:: Task to carry out ::
Across the listing below, count the lines that mention the string "Иванович". Reply with the figure only.

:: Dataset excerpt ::
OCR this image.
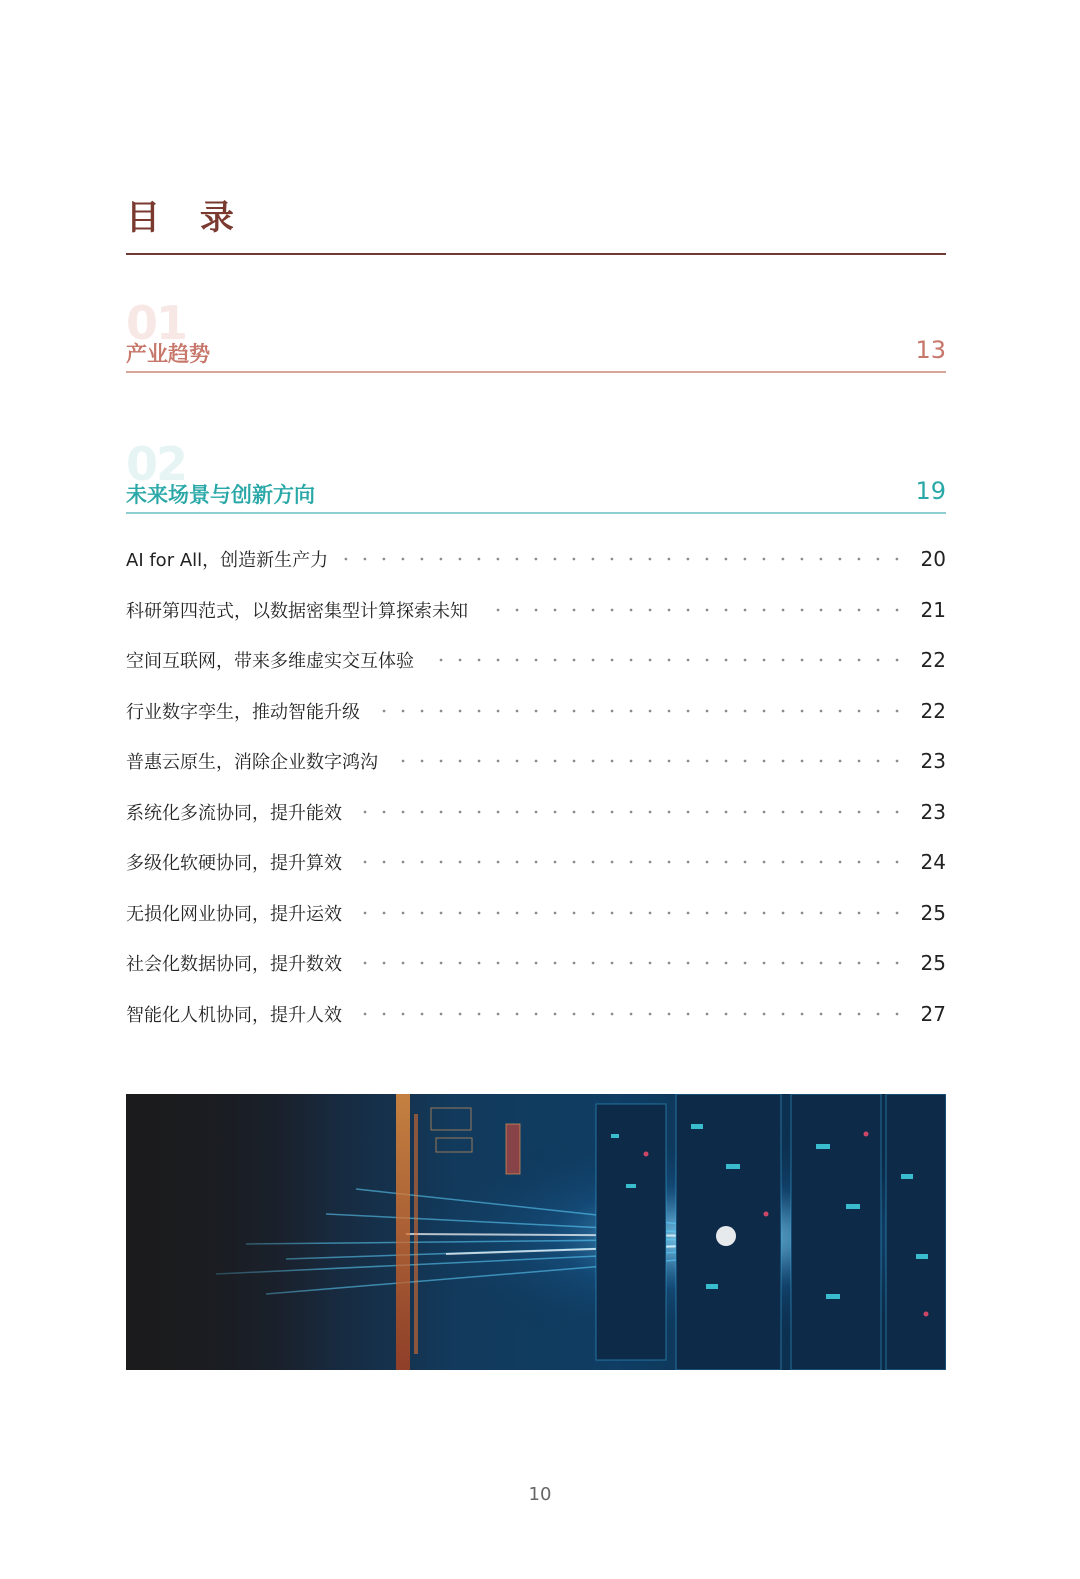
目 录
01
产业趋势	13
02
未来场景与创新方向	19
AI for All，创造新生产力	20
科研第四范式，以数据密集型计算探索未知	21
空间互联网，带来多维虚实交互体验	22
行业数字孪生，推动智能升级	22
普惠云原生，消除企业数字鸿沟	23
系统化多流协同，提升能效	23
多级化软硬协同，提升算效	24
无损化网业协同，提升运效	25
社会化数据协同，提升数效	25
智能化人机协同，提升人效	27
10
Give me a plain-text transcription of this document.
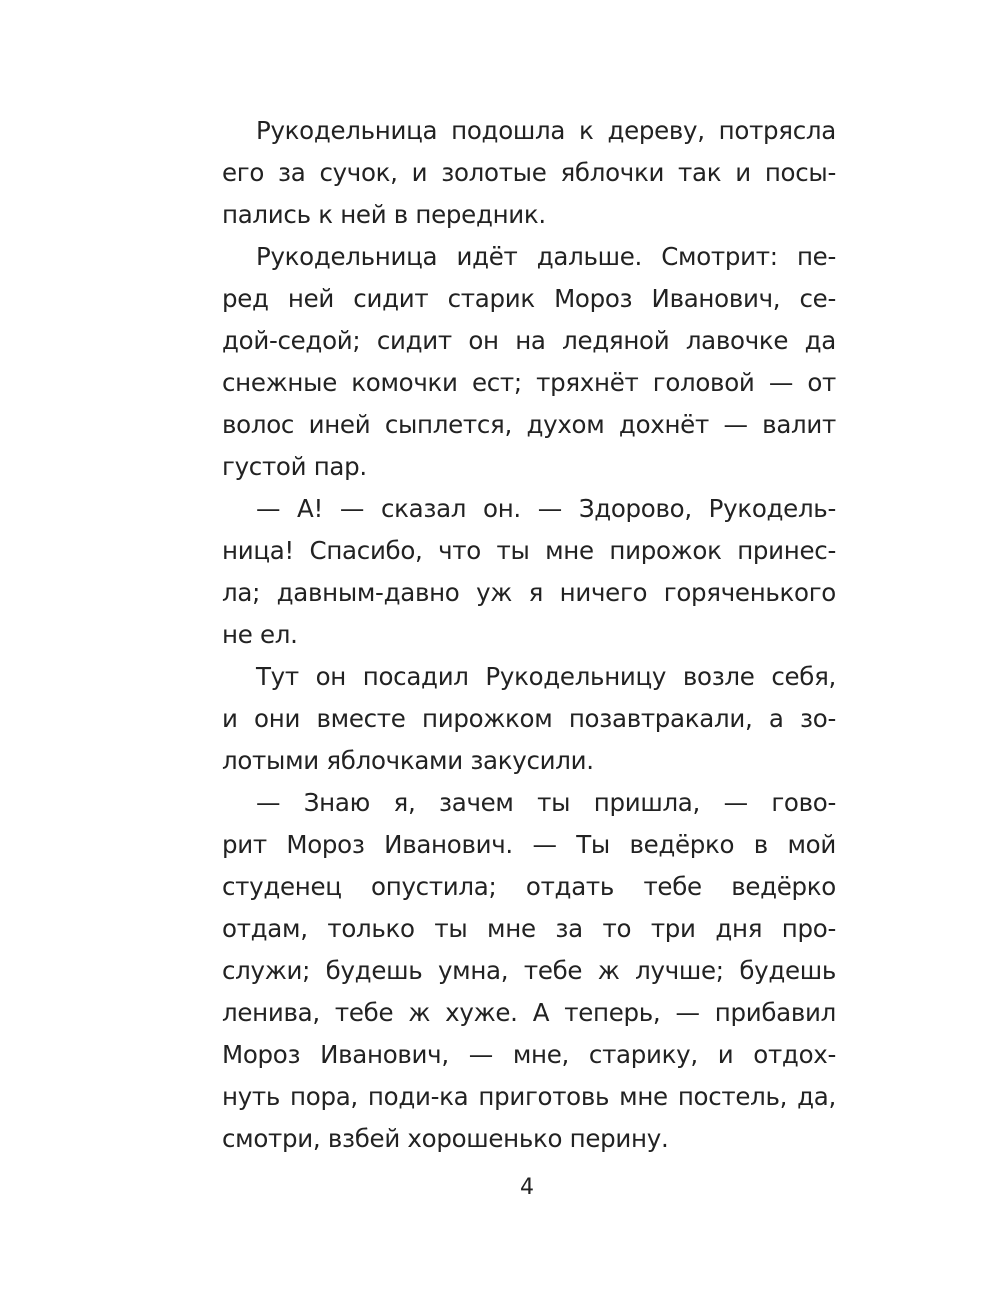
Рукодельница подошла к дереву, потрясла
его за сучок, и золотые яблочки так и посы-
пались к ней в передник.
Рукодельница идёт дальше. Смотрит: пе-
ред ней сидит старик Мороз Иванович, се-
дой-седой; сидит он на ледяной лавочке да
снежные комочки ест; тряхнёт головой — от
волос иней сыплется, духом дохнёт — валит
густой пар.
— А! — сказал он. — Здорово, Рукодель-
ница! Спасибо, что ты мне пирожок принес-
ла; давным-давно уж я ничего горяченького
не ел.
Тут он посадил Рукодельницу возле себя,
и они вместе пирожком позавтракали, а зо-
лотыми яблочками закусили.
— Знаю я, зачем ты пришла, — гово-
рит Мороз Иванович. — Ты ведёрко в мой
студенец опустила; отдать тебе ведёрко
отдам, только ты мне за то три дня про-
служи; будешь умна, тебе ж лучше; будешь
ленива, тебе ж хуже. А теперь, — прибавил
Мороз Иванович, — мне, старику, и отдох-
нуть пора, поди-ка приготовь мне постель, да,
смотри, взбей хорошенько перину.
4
---
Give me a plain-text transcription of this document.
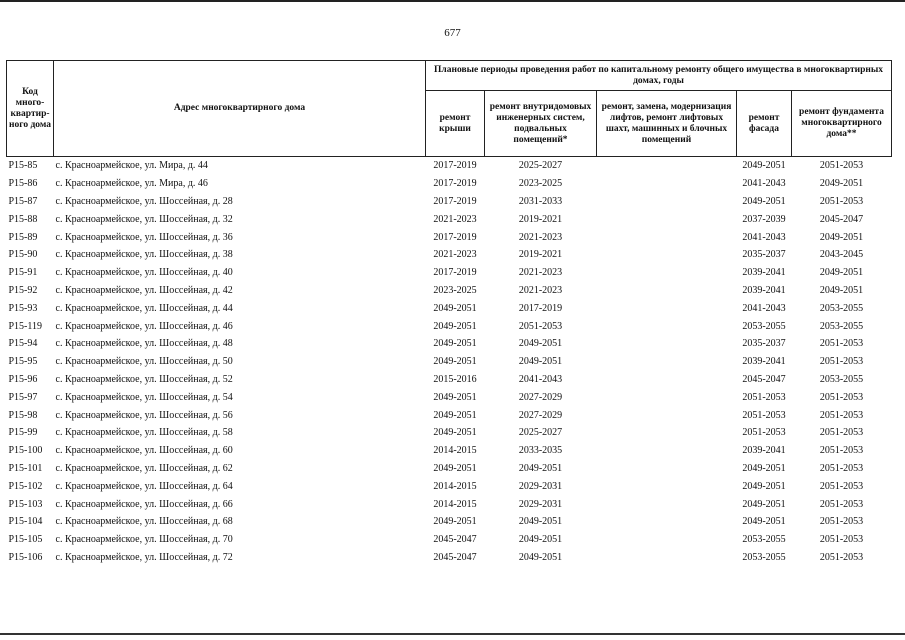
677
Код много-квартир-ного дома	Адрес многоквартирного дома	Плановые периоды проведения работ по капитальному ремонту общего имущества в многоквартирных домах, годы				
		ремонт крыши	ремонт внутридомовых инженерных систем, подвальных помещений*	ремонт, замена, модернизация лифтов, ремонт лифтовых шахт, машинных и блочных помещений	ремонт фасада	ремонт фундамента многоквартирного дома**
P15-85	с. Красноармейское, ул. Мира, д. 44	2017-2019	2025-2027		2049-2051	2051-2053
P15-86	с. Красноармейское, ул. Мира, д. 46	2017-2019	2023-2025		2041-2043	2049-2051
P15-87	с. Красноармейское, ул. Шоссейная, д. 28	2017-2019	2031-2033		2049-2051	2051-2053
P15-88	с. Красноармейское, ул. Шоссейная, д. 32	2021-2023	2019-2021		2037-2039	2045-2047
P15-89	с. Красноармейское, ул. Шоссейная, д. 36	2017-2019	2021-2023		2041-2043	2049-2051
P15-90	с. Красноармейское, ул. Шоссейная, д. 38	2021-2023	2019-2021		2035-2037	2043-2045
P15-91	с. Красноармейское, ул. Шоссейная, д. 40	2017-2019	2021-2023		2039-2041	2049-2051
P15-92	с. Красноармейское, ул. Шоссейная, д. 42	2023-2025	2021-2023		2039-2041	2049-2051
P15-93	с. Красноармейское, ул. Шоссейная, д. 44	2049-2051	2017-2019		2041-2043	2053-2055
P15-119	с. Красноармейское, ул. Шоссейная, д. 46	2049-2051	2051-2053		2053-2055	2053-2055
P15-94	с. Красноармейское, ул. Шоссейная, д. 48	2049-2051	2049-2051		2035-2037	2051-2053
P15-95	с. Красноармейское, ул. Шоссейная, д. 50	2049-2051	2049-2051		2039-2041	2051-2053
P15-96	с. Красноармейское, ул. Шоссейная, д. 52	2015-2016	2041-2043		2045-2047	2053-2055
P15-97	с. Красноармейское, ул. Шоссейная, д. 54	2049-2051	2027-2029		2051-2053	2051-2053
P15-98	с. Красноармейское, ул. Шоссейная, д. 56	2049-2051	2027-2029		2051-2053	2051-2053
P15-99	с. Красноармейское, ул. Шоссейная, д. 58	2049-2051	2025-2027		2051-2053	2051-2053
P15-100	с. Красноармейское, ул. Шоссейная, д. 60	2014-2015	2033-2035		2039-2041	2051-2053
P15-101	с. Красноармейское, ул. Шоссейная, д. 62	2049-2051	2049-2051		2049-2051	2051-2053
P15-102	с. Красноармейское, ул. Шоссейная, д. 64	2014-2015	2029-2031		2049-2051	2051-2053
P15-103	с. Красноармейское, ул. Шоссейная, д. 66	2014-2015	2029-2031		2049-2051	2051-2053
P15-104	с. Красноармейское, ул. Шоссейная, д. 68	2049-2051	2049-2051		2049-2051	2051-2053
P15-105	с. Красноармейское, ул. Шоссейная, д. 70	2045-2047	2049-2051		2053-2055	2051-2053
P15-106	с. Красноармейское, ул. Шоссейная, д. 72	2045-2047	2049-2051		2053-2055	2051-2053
--
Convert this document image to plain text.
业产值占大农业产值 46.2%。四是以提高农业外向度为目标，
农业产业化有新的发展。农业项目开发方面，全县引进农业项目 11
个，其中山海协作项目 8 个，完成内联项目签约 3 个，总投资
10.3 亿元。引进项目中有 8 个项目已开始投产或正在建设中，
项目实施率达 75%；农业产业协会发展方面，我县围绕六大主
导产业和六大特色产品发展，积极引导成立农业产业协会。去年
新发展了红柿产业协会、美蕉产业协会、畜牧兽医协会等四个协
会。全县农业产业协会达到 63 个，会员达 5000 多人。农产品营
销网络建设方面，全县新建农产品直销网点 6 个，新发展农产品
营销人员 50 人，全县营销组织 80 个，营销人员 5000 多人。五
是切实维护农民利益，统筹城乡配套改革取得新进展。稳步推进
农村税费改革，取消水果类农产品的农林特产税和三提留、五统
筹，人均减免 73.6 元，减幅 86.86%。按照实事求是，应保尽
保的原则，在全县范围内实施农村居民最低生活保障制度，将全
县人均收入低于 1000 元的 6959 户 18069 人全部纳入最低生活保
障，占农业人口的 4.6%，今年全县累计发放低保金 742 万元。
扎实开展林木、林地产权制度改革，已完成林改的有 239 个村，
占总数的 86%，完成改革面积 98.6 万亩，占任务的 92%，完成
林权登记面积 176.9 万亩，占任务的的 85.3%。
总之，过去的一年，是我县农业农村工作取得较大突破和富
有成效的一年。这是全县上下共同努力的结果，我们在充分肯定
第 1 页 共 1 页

:: Complete answer ::
3